● **RAW RECORDS**:
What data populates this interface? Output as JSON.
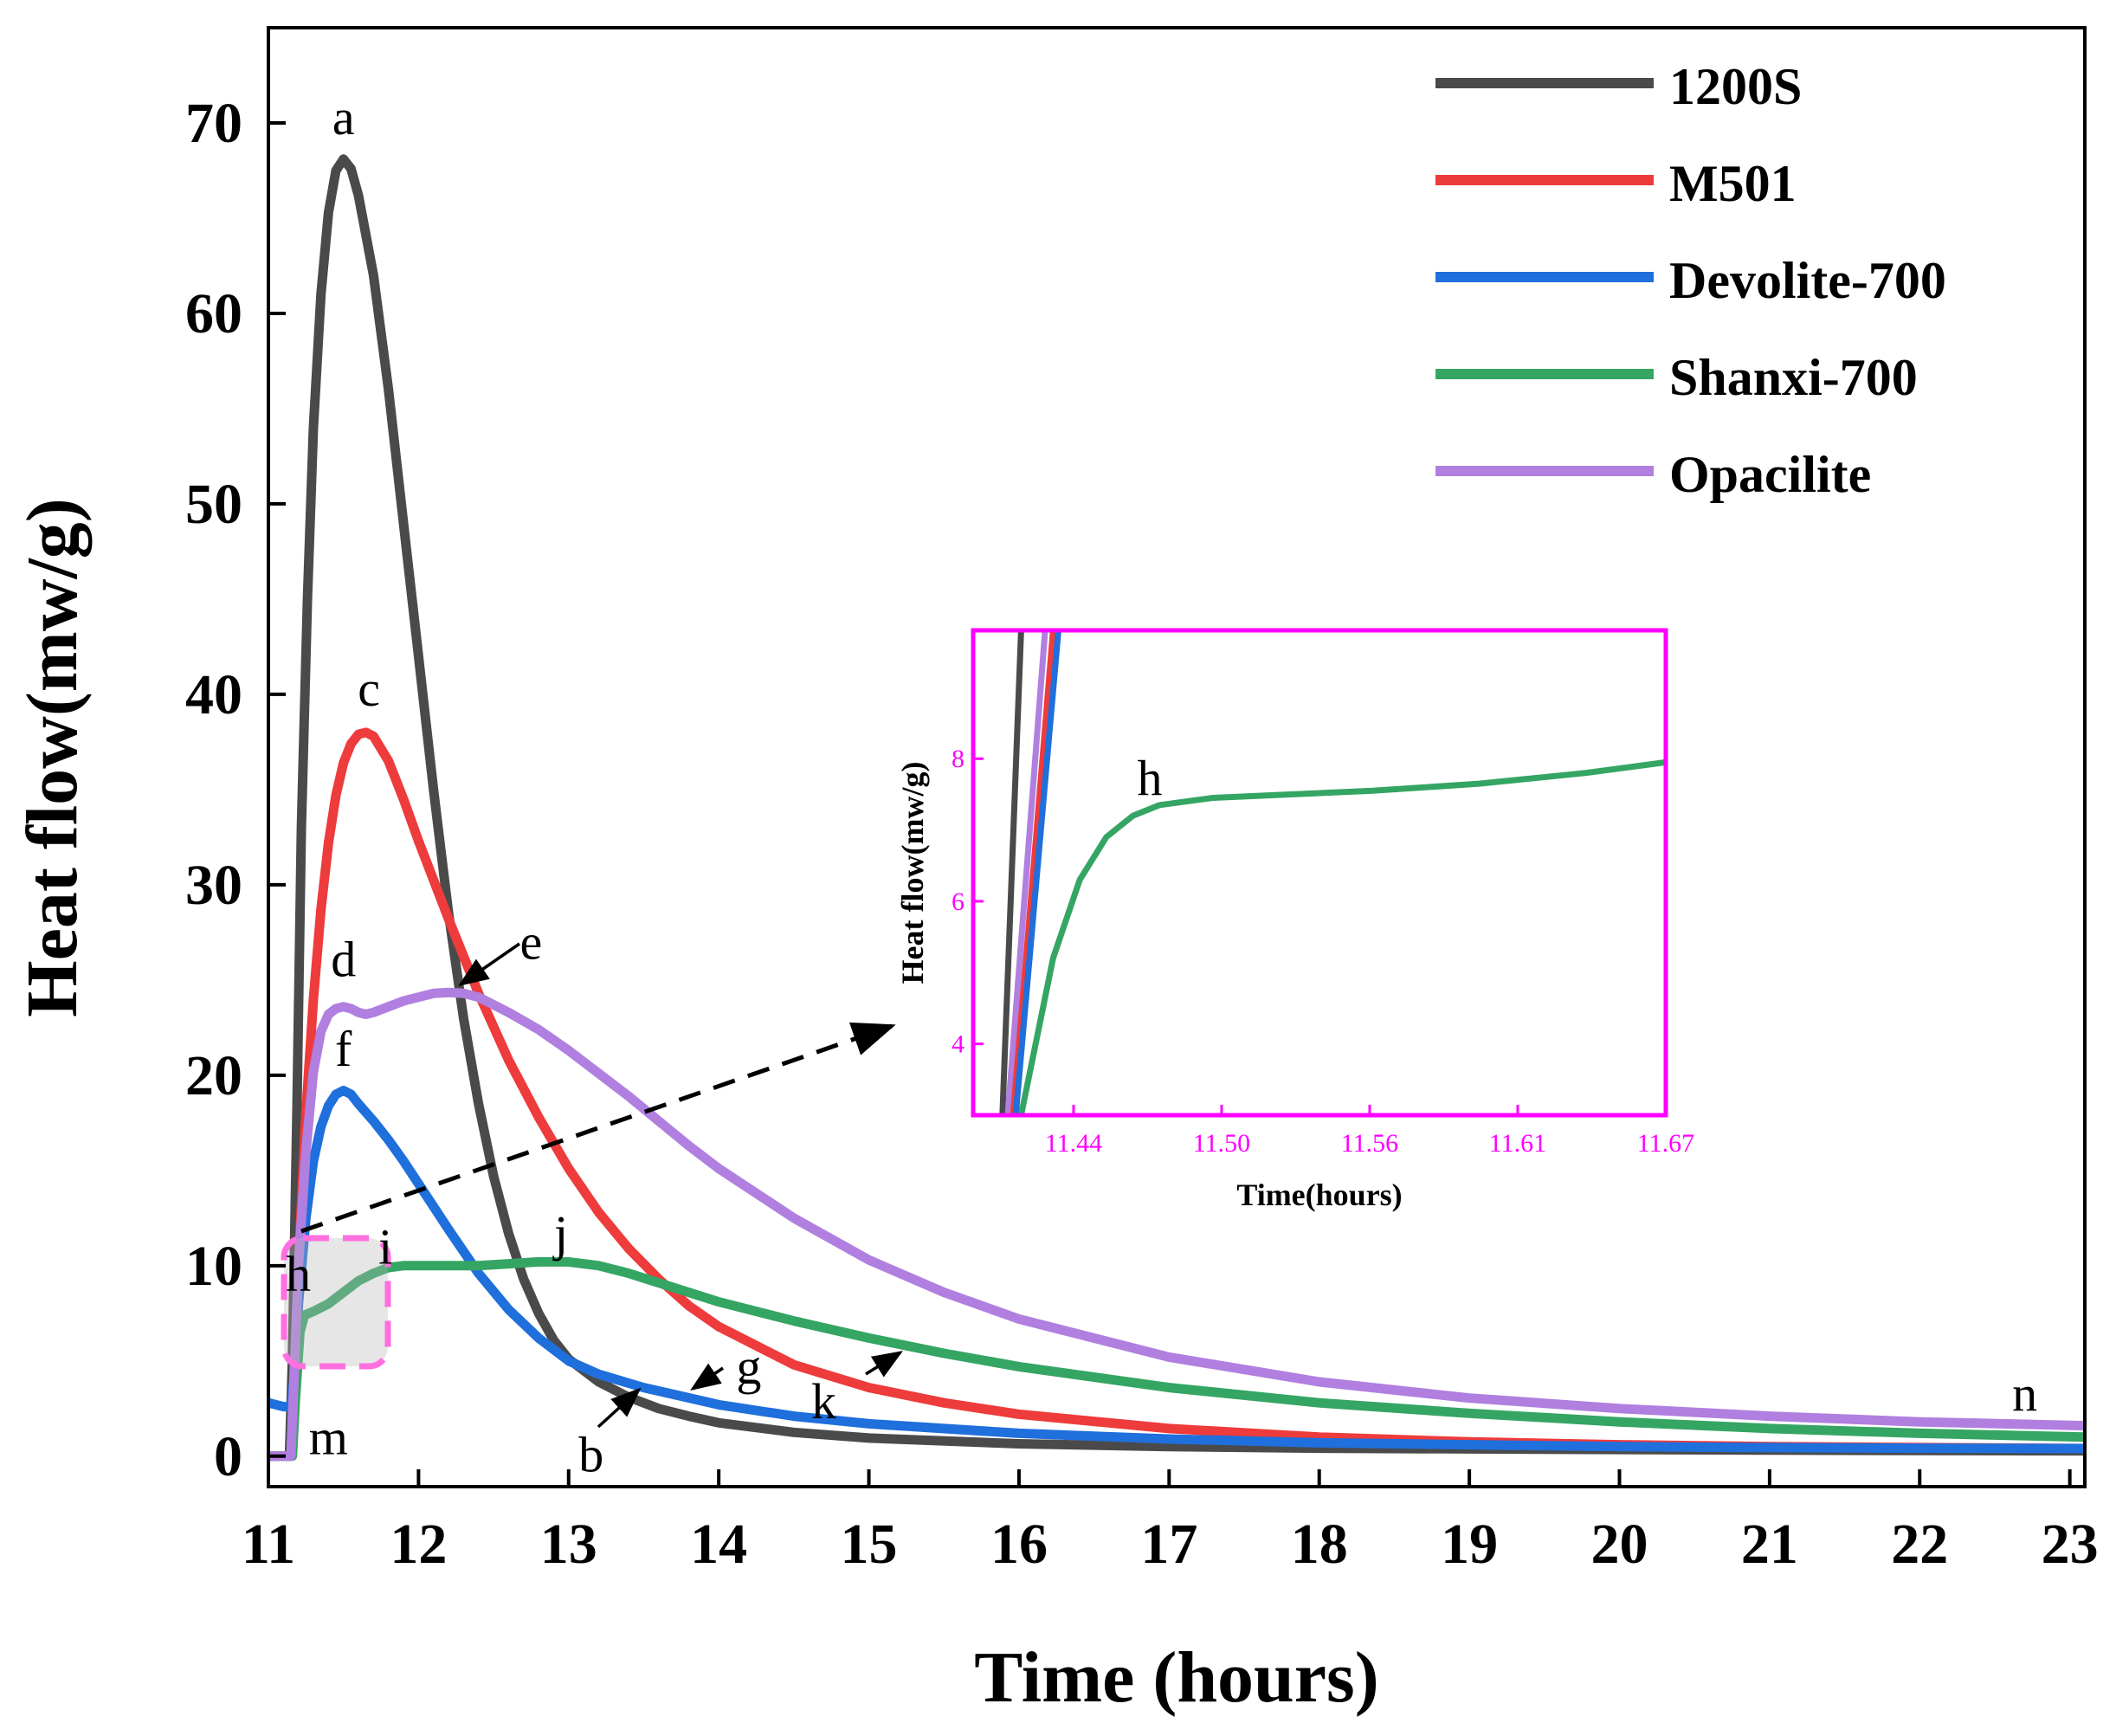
{
  "chart_data": {
    "type": "line",
    "title": "",
    "xlabel": "Time (hours)",
    "ylabel": "Heat flow(mw/g)",
    "xlim": [
      11,
      23.1
    ],
    "ylim": [
      -1.6,
      75
    ],
    "xticks": [
      11,
      12,
      13,
      14,
      15,
      16,
      17,
      18,
      19,
      20,
      21,
      22,
      23
    ],
    "yticks": [
      0,
      10,
      20,
      30,
      40,
      50,
      60,
      70
    ],
    "legend_position": "top-right",
    "series": [
      {
        "name": "1200S",
        "color": "#4a4a4a",
        "points": [
          [
            11.0,
            0
          ],
          [
            11.1,
            0
          ],
          [
            11.14,
            0
          ],
          [
            11.16,
            5
          ],
          [
            11.19,
            18
          ],
          [
            11.22,
            33
          ],
          [
            11.26,
            45
          ],
          [
            11.3,
            54
          ],
          [
            11.35,
            61
          ],
          [
            11.4,
            65.3
          ],
          [
            11.45,
            67.5
          ],
          [
            11.5,
            68.1
          ],
          [
            11.55,
            67.6
          ],
          [
            11.6,
            66.2
          ],
          [
            11.7,
            62
          ],
          [
            11.8,
            56
          ],
          [
            11.9,
            49
          ],
          [
            12.0,
            42
          ],
          [
            12.1,
            35
          ],
          [
            12.2,
            28.5
          ],
          [
            12.3,
            23
          ],
          [
            12.4,
            18.5
          ],
          [
            12.5,
            14.7
          ],
          [
            12.6,
            11.7
          ],
          [
            12.7,
            9.3
          ],
          [
            12.8,
            7.5
          ],
          [
            12.9,
            6.1
          ],
          [
            13.0,
            5.1
          ],
          [
            13.2,
            3.9
          ],
          [
            13.4,
            3.1
          ],
          [
            13.6,
            2.5
          ],
          [
            13.8,
            2.1
          ],
          [
            14.0,
            1.75
          ],
          [
            14.5,
            1.25
          ],
          [
            15.0,
            0.95
          ],
          [
            16.0,
            0.65
          ],
          [
            17.0,
            0.5
          ],
          [
            18.0,
            0.42
          ],
          [
            19.0,
            0.38
          ],
          [
            20.0,
            0.35
          ],
          [
            21.0,
            0.32
          ],
          [
            22.0,
            0.3
          ],
          [
            23.1,
            0.28
          ]
        ]
      },
      {
        "name": "M501",
        "color": "#ee3b3b",
        "points": [
          [
            11.0,
            0
          ],
          [
            11.1,
            0
          ],
          [
            11.15,
            0
          ],
          [
            11.17,
            3
          ],
          [
            11.2,
            10
          ],
          [
            11.25,
            18
          ],
          [
            11.3,
            24
          ],
          [
            11.35,
            28.7
          ],
          [
            11.4,
            32.2
          ],
          [
            11.45,
            34.7
          ],
          [
            11.5,
            36.4
          ],
          [
            11.55,
            37.4
          ],
          [
            11.6,
            37.9
          ],
          [
            11.65,
            38.0
          ],
          [
            11.7,
            37.8
          ],
          [
            11.8,
            36.5
          ],
          [
            11.9,
            34.5
          ],
          [
            12.0,
            32.3
          ],
          [
            12.2,
            28.2
          ],
          [
            12.4,
            24.3
          ],
          [
            12.6,
            20.8
          ],
          [
            12.8,
            17.8
          ],
          [
            13.0,
            15.1
          ],
          [
            13.2,
            12.8
          ],
          [
            13.4,
            10.9
          ],
          [
            13.6,
            9.3
          ],
          [
            13.8,
            7.9
          ],
          [
            14.0,
            6.8
          ],
          [
            14.5,
            4.8
          ],
          [
            15.0,
            3.6
          ],
          [
            15.5,
            2.8
          ],
          [
            16.0,
            2.2
          ],
          [
            17.0,
            1.45
          ],
          [
            18.0,
            1.0
          ],
          [
            19.0,
            0.75
          ],
          [
            20.0,
            0.6
          ],
          [
            21.0,
            0.5
          ],
          [
            22.0,
            0.45
          ],
          [
            23.1,
            0.4
          ]
        ]
      },
      {
        "name": "Devolite-700",
        "color": "#1f6fdc",
        "points": [
          [
            11.0,
            2.8
          ],
          [
            11.1,
            2.6
          ],
          [
            11.15,
            2.6
          ],
          [
            11.17,
            4
          ],
          [
            11.2,
            8
          ],
          [
            11.25,
            12.5
          ],
          [
            11.3,
            15.5
          ],
          [
            11.35,
            17.3
          ],
          [
            11.4,
            18.4
          ],
          [
            11.45,
            19.0
          ],
          [
            11.5,
            19.2
          ],
          [
            11.55,
            19.0
          ],
          [
            11.6,
            18.5
          ],
          [
            11.7,
            17.6
          ],
          [
            11.8,
            16.6
          ],
          [
            11.9,
            15.5
          ],
          [
            12.0,
            14.3
          ],
          [
            12.2,
            11.9
          ],
          [
            12.4,
            9.6
          ],
          [
            12.6,
            7.7
          ],
          [
            12.8,
            6.2
          ],
          [
            13.0,
            5.0
          ],
          [
            13.2,
            4.3
          ],
          [
            13.5,
            3.6
          ],
          [
            14.0,
            2.7
          ],
          [
            14.5,
            2.1
          ],
          [
            15.0,
            1.7
          ],
          [
            16.0,
            1.2
          ],
          [
            17.0,
            0.9
          ],
          [
            18.0,
            0.7
          ],
          [
            19.0,
            0.6
          ],
          [
            20.0,
            0.5
          ],
          [
            21.0,
            0.45
          ],
          [
            22.0,
            0.42
          ],
          [
            23.1,
            0.4
          ]
        ]
      },
      {
        "name": "Shanxi-700",
        "color": "#35a563",
        "points": [
          [
            11.0,
            0
          ],
          [
            11.1,
            0
          ],
          [
            11.16,
            0
          ],
          [
            11.18,
            3
          ],
          [
            11.21,
            6.5
          ],
          [
            11.24,
            7.4
          ],
          [
            11.3,
            7.6
          ],
          [
            11.4,
            8.0
          ],
          [
            11.5,
            8.6
          ],
          [
            11.6,
            9.2
          ],
          [
            11.7,
            9.6
          ],
          [
            11.8,
            9.9
          ],
          [
            11.9,
            10.0
          ],
          [
            12.0,
            10.0
          ],
          [
            12.2,
            10.0
          ],
          [
            12.4,
            10.0
          ],
          [
            12.6,
            10.1
          ],
          [
            12.8,
            10.2
          ],
          [
            13.0,
            10.2
          ],
          [
            13.2,
            10.0
          ],
          [
            13.4,
            9.6
          ],
          [
            13.6,
            9.1
          ],
          [
            13.8,
            8.6
          ],
          [
            14.0,
            8.1
          ],
          [
            14.5,
            7.1
          ],
          [
            15.0,
            6.2
          ],
          [
            15.5,
            5.4
          ],
          [
            16.0,
            4.7
          ],
          [
            17.0,
            3.6
          ],
          [
            18.0,
            2.8
          ],
          [
            19.0,
            2.25
          ],
          [
            20.0,
            1.8
          ],
          [
            21.0,
            1.45
          ],
          [
            22.0,
            1.2
          ],
          [
            23.1,
            1.0
          ]
        ]
      },
      {
        "name": "Opacilite",
        "color": "#b07fe0",
        "points": [
          [
            11.0,
            0
          ],
          [
            11.1,
            0
          ],
          [
            11.15,
            0
          ],
          [
            11.17,
            4
          ],
          [
            11.2,
            10
          ],
          [
            11.25,
            16
          ],
          [
            11.3,
            20.2
          ],
          [
            11.35,
            22.3
          ],
          [
            11.4,
            23.2
          ],
          [
            11.45,
            23.5
          ],
          [
            11.5,
            23.6
          ],
          [
            11.55,
            23.5
          ],
          [
            11.6,
            23.3
          ],
          [
            11.65,
            23.2
          ],
          [
            11.7,
            23.3
          ],
          [
            11.8,
            23.6
          ],
          [
            11.9,
            23.9
          ],
          [
            12.0,
            24.1
          ],
          [
            12.1,
            24.3
          ],
          [
            12.2,
            24.35
          ],
          [
            12.3,
            24.3
          ],
          [
            12.4,
            24.1
          ],
          [
            12.5,
            23.7
          ],
          [
            12.6,
            23.3
          ],
          [
            12.8,
            22.4
          ],
          [
            13.0,
            21.3
          ],
          [
            13.2,
            20.1
          ],
          [
            13.4,
            18.9
          ],
          [
            13.6,
            17.6
          ],
          [
            13.8,
            16.3
          ],
          [
            14.0,
            15.1
          ],
          [
            14.5,
            12.5
          ],
          [
            15.0,
            10.3
          ],
          [
            15.5,
            8.6
          ],
          [
            16.0,
            7.2
          ],
          [
            17.0,
            5.2
          ],
          [
            18.0,
            3.9
          ],
          [
            19.0,
            3.05
          ],
          [
            20.0,
            2.5
          ],
          [
            21.0,
            2.1
          ],
          [
            22.0,
            1.8
          ],
          [
            23.1,
            1.6
          ]
        ]
      }
    ],
    "annotations": [
      {
        "label": "a",
        "x": 11.5,
        "y": 69.4
      },
      {
        "label": "c",
        "x": 11.67,
        "y": 39.4
      },
      {
        "label": "e",
        "x": 12.75,
        "y": 26.1
      },
      {
        "label": "d",
        "x": 11.5,
        "y": 25.2
      },
      {
        "label": "f",
        "x": 11.5,
        "y": 20.5
      },
      {
        "label": "h",
        "x": 11.2,
        "y": 8.7
      },
      {
        "label": "i",
        "x": 11.78,
        "y": 10.1
      },
      {
        "label": "j",
        "x": 12.95,
        "y": 10.8
      },
      {
        "label": "g",
        "x": 14.2,
        "y": 3.8
      },
      {
        "label": "k",
        "x": 14.7,
        "y": 2.0
      },
      {
        "label": "b",
        "x": 13.15,
        "y": -0.8
      },
      {
        "label": "m",
        "x": 11.4,
        "y": 0.1
      },
      {
        "label": "n",
        "x": 22.7,
        "y": 2.4
      }
    ],
    "inset": {
      "xlabel": "Time(hours)",
      "ylabel": "Heat flow(mw/g)",
      "xlim": [
        11.41,
        11.67
      ],
      "ylim": [
        3,
        9.8
      ],
      "xtick_labels": [
        "11.44",
        "11.50",
        "11.56",
        "11.61",
        "11.67"
      ],
      "yticks": [
        4,
        6,
        8
      ],
      "annotation": "h",
      "series": [
        {
          "name": "1200S",
          "color": "#4a4a4a",
          "points": [
            [
              11.421,
              3
            ],
            [
              11.428,
              9.8
            ]
          ]
        },
        {
          "name": "Opacilite",
          "color": "#b07fe0",
          "points": [
            [
              11.423,
              3
            ],
            [
              11.437,
              9.8
            ]
          ]
        },
        {
          "name": "M501",
          "color": "#ee3b3b",
          "points": [
            [
              11.425,
              3
            ],
            [
              11.44,
              9.8
            ]
          ]
        },
        {
          "name": "Devolite-700",
          "color": "#1f6fdc",
          "points": [
            [
              11.426,
              3
            ],
            [
              11.442,
              9.8
            ]
          ]
        },
        {
          "name": "Shanxi-700",
          "color": "#35a563",
          "points": [
            [
              11.428,
              3
            ],
            [
              11.44,
              5.2
            ],
            [
              11.45,
              6.3
            ],
            [
              11.46,
              6.9
            ],
            [
              11.47,
              7.2
            ],
            [
              11.48,
              7.35
            ],
            [
              11.5,
              7.45
            ],
            [
              11.53,
              7.5
            ],
            [
              11.56,
              7.55
            ],
            [
              11.6,
              7.65
            ],
            [
              11.64,
              7.8
            ],
            [
              11.67,
              7.95
            ]
          ]
        }
      ]
    }
  }
}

● **TASK DIRECTIONS**: Scan the listing above for the word "Time" and show each line where it is found.

● **FINISHED EXERCISE**:
    "xlabel": "Time (hours)",
      "xlabel": "Time(hours)",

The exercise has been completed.